§ **EXERCISE BRIEF**: Among the records below, find each line that includes the string "JSON" and copy it.

* Begin PROVIDED MATERIAL *

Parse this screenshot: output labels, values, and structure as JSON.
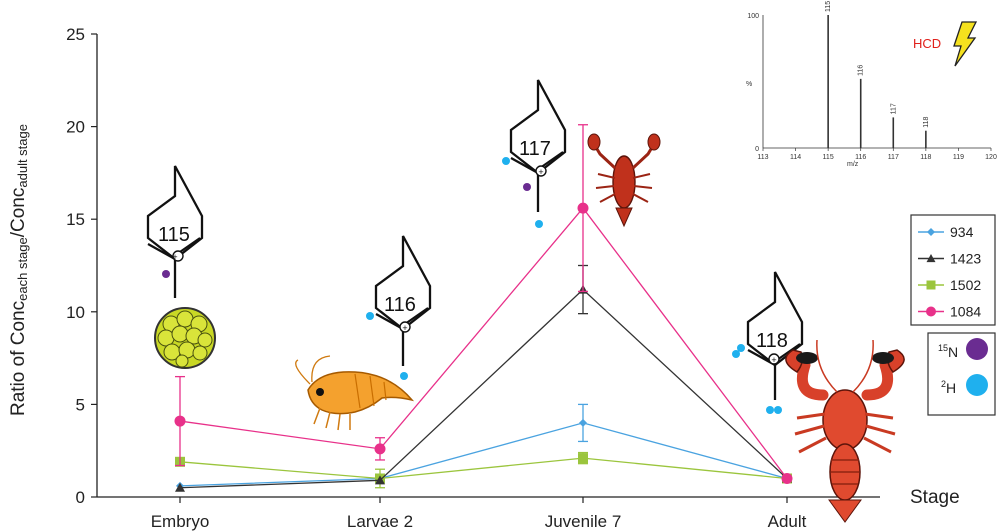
{
  "chart_data": {
    "type": "line",
    "title": "",
    "xlabel": "Stage",
    "ylabel": "Ratio of Conc each stage/Conc adult stage",
    "ylabel_main": "Ratio of Conc",
    "ylabel_sub1": "each stage",
    "ylabel_mid": "/Conc",
    "ylabel_sub2": "adult stage",
    "ylim": [
      0,
      25
    ],
    "yticks": [
      "0",
      "5",
      "10",
      "15",
      "20",
      "25"
    ],
    "categories": [
      "Embryo",
      "Larvae 2",
      "Juvenile 7",
      "Adult"
    ],
    "grid": false,
    "legend_position": "right",
    "series": [
      {
        "name": "934",
        "color": "#4aa3e0",
        "marker": "diamond",
        "values": [
          0.6,
          1.0,
          4.0,
          1.0
        ],
        "err": [
          0,
          0,
          1.0,
          0
        ]
      },
      {
        "name": "1423",
        "color": "#333333",
        "marker": "triangle",
        "values": [
          0.5,
          0.9,
          11.2,
          1.0
        ],
        "err": [
          0,
          0,
          1.3,
          0
        ]
      },
      {
        "name": "1502",
        "color": "#9bc53d",
        "marker": "square",
        "values": [
          1.9,
          1.0,
          2.1,
          1.0
        ],
        "err": [
          0,
          0.5,
          0.3,
          0
        ]
      },
      {
        "name": "1084",
        "color": "#e8318a",
        "marker": "circle",
        "values": [
          4.1,
          2.6,
          15.6,
          1.0
        ],
        "err": [
          2.4,
          0.6,
          4.5,
          0
        ]
      }
    ]
  },
  "molecules": [
    {
      "label": "115",
      "isotopes": "15N"
    },
    {
      "label": "116",
      "isotopes": "2H"
    },
    {
      "label": "117",
      "isotopes": "15N, 2H"
    },
    {
      "label": "118",
      "isotopes": "2H, 2H, 2H"
    }
  ],
  "isotope_legend": [
    {
      "label_sup": "15",
      "label_base": "N",
      "color": "#6a2c91"
    },
    {
      "label_sup": "2",
      "label_base": "H",
      "color": "#1fb0ee"
    }
  ],
  "inset": {
    "hcd_label": "HCD",
    "xlabel": "m/z",
    "ylabel": "%",
    "xticks": [
      "113",
      "114",
      "115",
      "116",
      "117",
      "118",
      "119",
      "120"
    ],
    "yticks": [
      "0",
      "100"
    ],
    "peaks": [
      {
        "mz": 115,
        "label": "115",
        "intensity": 100
      },
      {
        "mz": 116,
        "label": "116",
        "intensity": 52
      },
      {
        "mz": 117,
        "label": "117",
        "intensity": 23
      },
      {
        "mz": 118,
        "label": "118",
        "intensity": 13
      }
    ]
  },
  "colors": {
    "n15": "#6a2c91",
    "h2": "#1fb0ee",
    "hcd": "#e0201b"
  }
}
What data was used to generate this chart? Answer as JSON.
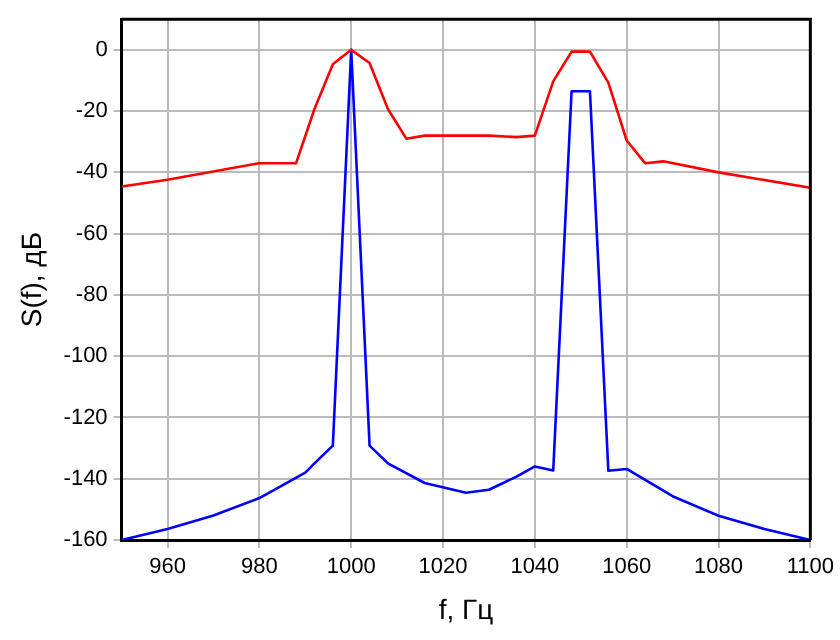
{
  "chart_data": {
    "type": "line",
    "xlabel": "f, Гц",
    "ylabel": "S(f), дБ",
    "xlim": [
      950,
      1100
    ],
    "ylim": [
      -160,
      10
    ],
    "xticks": [
      960,
      980,
      1000,
      1020,
      1040,
      1060,
      1080,
      1100
    ],
    "yticks": [
      -160,
      -140,
      -120,
      -100,
      -80,
      -60,
      -40,
      -20,
      0
    ],
    "grid": true,
    "legend": false,
    "marker": "none",
    "line_style": "solid",
    "series": [
      {
        "color": "#ff0000",
        "x": [
          950,
          960,
          980,
          988,
          992,
          996,
          1000,
          1004,
          1008,
          1012,
          1016,
          1030,
          1036,
          1040,
          1044,
          1048,
          1052,
          1056,
          1060,
          1064,
          1068,
          1080,
          1100
        ],
        "values": [
          -44.6,
          -42.4,
          -37,
          -37,
          -19.3,
          -4.7,
          0,
          -4.3,
          -19.3,
          -29,
          -28,
          -28,
          -28.5,
          -28,
          -10.3,
          -0.6,
          -0.6,
          -10.7,
          -29.6,
          -37,
          -36.4,
          -40,
          -45
        ]
      },
      {
        "color": "#0000ff",
        "x": [
          950,
          960,
          970,
          980,
          990,
          992,
          996,
          1000,
          1004,
          1008,
          1016,
          1025,
          1030,
          1036,
          1040,
          1044,
          1048,
          1052,
          1056,
          1060,
          1070,
          1080,
          1090,
          1100
        ],
        "values": [
          -160,
          -156.4,
          -152,
          -146.3,
          -138,
          -135,
          -129.2,
          0,
          -129.2,
          -135,
          -141.4,
          -144.6,
          -143.6,
          -139.3,
          -136,
          -137.3,
          -13.5,
          -13.5,
          -137.4,
          -136.8,
          -145.7,
          -152.1,
          -156.4,
          -160
        ]
      }
    ]
  }
}
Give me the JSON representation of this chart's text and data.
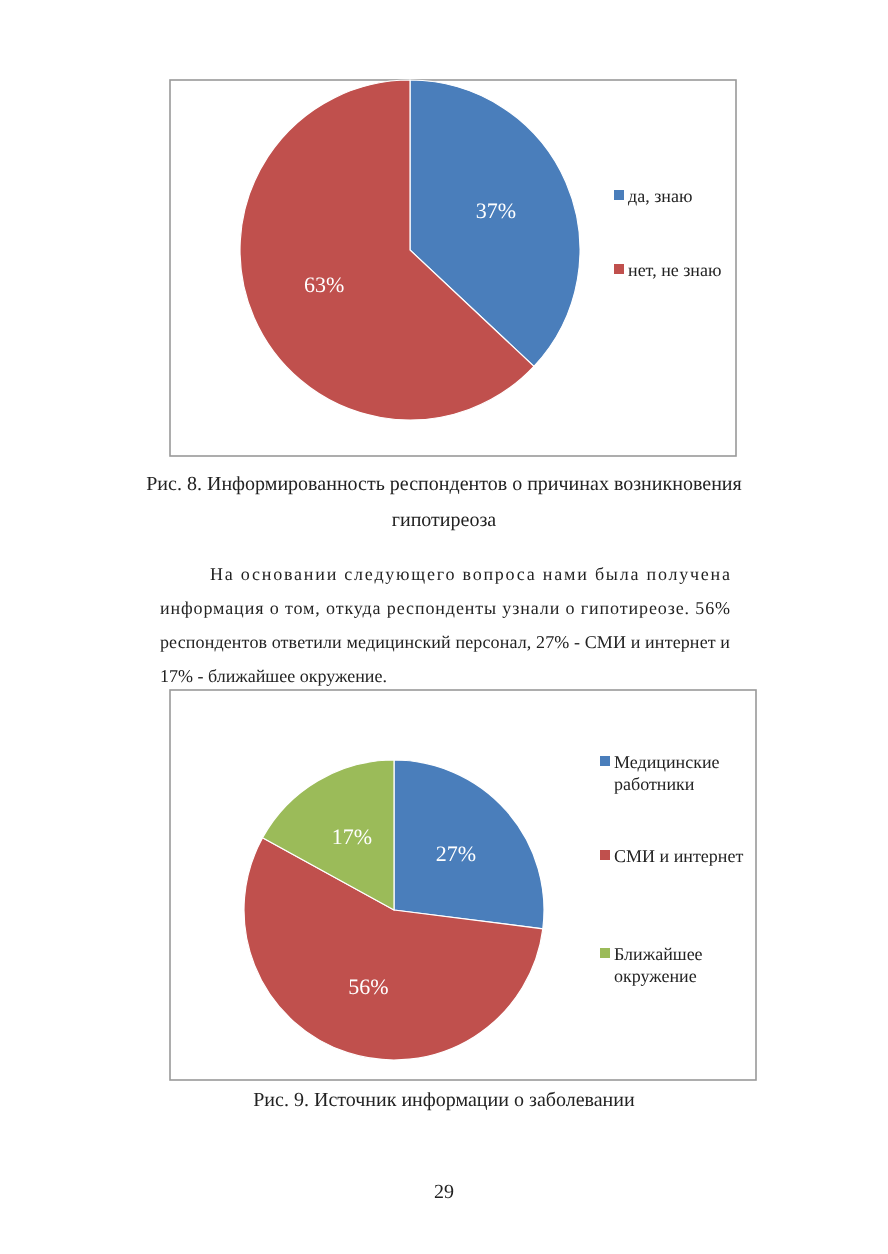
{
  "chart_data": [
    {
      "type": "pie",
      "title": "Рис. 8. Информированность респондентов о причинах возникновения гипотиреоза",
      "categories": [
        "да, знаю",
        "нет, не знаю"
      ],
      "values": [
        37,
        63
      ],
      "colors": [
        "#4a7ebb",
        "#c0504d"
      ],
      "value_labels": [
        "37%",
        "63%"
      ],
      "legend": "right",
      "annotations": [
        "На основании следующего вопроса нами была получена информация о том, откуда респонденты узнали о гипотиреозе. 56% респондентов ответили медицинский персонал, 27% - СМИ и интернет и 17% - ближайшее окружение."
      ]
    },
    {
      "type": "pie",
      "title": "Рис. 9. Источник информации о заболевании",
      "categories": [
        "Медицинские работники",
        "СМИ и интернет",
        "Ближайшее окружение"
      ],
      "values": [
        27,
        56,
        17
      ],
      "colors": [
        "#4a7ebb",
        "#c0504d",
        "#9bbb59"
      ],
      "value_labels": [
        "27%",
        "56%",
        "17%"
      ],
      "legend": "right",
      "annotations": [
        "29"
      ]
    }
  ]
}
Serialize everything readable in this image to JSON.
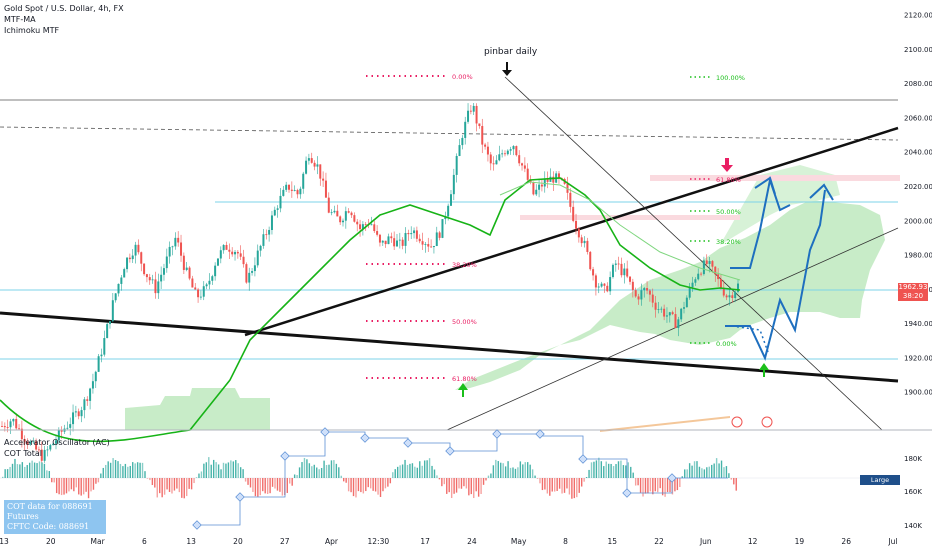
{
  "title": {
    "symbol_line": "Gold Spot / U.S. Dollar, 4h, FX",
    "indicator_1": "MTF-MA",
    "indicator_2": "Ichimoku MTF"
  },
  "oscillator": {
    "line_1": "Accelerator Oscillator (AC)",
    "line_2": "COT Total",
    "cot_note_1": "COT data for 088691 Futures",
    "cot_note_2": "CFTC Code: 088691",
    "large_traders_button": "Large Traders",
    "y_ticks": [
      "180K",
      "160K",
      "140K"
    ]
  },
  "annotations": {
    "pinbar": "pinbar daily",
    "fib_left": [
      "0.00%",
      "38.20%",
      "50.00%",
      "61.80%"
    ],
    "fib_right": [
      "100.00%",
      "61.80%",
      "50.00%",
      "38.20%",
      "0.00%"
    ]
  },
  "price_tag": {
    "price": "1962.93",
    "timer": "38:20"
  },
  "colors": {
    "bull": "#26a69a",
    "bear": "#ef5350",
    "cloud": "#c8ecc8",
    "ma": "#17b317",
    "fib_red": "#e91e63",
    "fib_green": "#1bbf1b",
    "projection": "#1e6fbf",
    "level": "#7dd3e8"
  },
  "chart_data": {
    "type": "candlestick",
    "x_ticks": [
      "13",
      "20",
      "Mar",
      "6",
      "13",
      "20",
      "27",
      "Apr",
      "12:30",
      "17",
      "24",
      "May",
      "8",
      "15",
      "22",
      "Jun",
      "12",
      "19",
      "26",
      "Jul"
    ],
    "y_ticks": [
      2120,
      2100,
      2080,
      2060,
      2040,
      2020,
      2000,
      1980,
      1960,
      1940,
      1920,
      1900
    ],
    "ylim": [
      1880,
      2125
    ],
    "last_price": 1962.93,
    "horizontal_levels": [
      2067,
      2045,
      2010,
      1962,
      1922
    ],
    "price_path": [
      [
        0,
        1880
      ],
      [
        1,
        1884
      ],
      [
        2,
        1875
      ],
      [
        3,
        1868
      ],
      [
        4,
        1862
      ],
      [
        5,
        1870
      ],
      [
        6,
        1878
      ],
      [
        7,
        1885
      ],
      [
        8,
        1893
      ],
      [
        9,
        1908
      ],
      [
        10,
        1930
      ],
      [
        11,
        1955
      ],
      [
        12,
        1975
      ],
      [
        13,
        1985
      ],
      [
        14,
        1970
      ],
      [
        15,
        1960
      ],
      [
        16,
        1975
      ],
      [
        17,
        1990
      ],
      [
        18,
        1970
      ],
      [
        19,
        1955
      ],
      [
        20,
        1960
      ],
      [
        21,
        1978
      ],
      [
        22,
        1985
      ],
      [
        23,
        1982
      ],
      [
        24,
        1965
      ],
      [
        25,
        1980
      ],
      [
        26,
        1995
      ],
      [
        27,
        2010
      ],
      [
        28,
        2020
      ],
      [
        29,
        2015
      ],
      [
        30,
        2040
      ],
      [
        31,
        2030
      ],
      [
        32,
        2005
      ],
      [
        33,
        2000
      ],
      [
        34,
        2008
      ],
      [
        35,
        1995
      ],
      [
        36,
        2000
      ],
      [
        37,
        1985
      ],
      [
        38,
        1990
      ],
      [
        39,
        1985
      ],
      [
        40,
        1995
      ],
      [
        41,
        1990
      ],
      [
        42,
        1985
      ],
      [
        43,
        1995
      ],
      [
        44,
        2020
      ],
      [
        45,
        2050
      ],
      [
        46,
        2068
      ],
      [
        47,
        2045
      ],
      [
        48,
        2030
      ],
      [
        49,
        2040
      ],
      [
        50,
        2045
      ],
      [
        51,
        2030
      ],
      [
        52,
        2015
      ],
      [
        53,
        2022
      ],
      [
        54,
        2025
      ],
      [
        55,
        2020
      ],
      [
        56,
        2000
      ],
      [
        57,
        1985
      ],
      [
        58,
        1965
      ],
      [
        59,
        1958
      ],
      [
        60,
        1975
      ],
      [
        61,
        1968
      ],
      [
        62,
        1955
      ],
      [
        63,
        1960
      ],
      [
        64,
        1950
      ],
      [
        65,
        1945
      ],
      [
        66,
        1940
      ],
      [
        67,
        1955
      ],
      [
        68,
        1970
      ],
      [
        69,
        1975
      ],
      [
        70,
        1965
      ],
      [
        71,
        1955
      ],
      [
        72,
        1962
      ]
    ]
  }
}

* End PROVIDED MATERIAL *

§ **FULL OUTPUT**:
Parse this screenshot: output labels, values, and structure as JSON.
What data was used to generate this chart? Answer as JSON.
Give me the JSON representation of this chart's text and data.
Serialize everything readable in this image to JSON.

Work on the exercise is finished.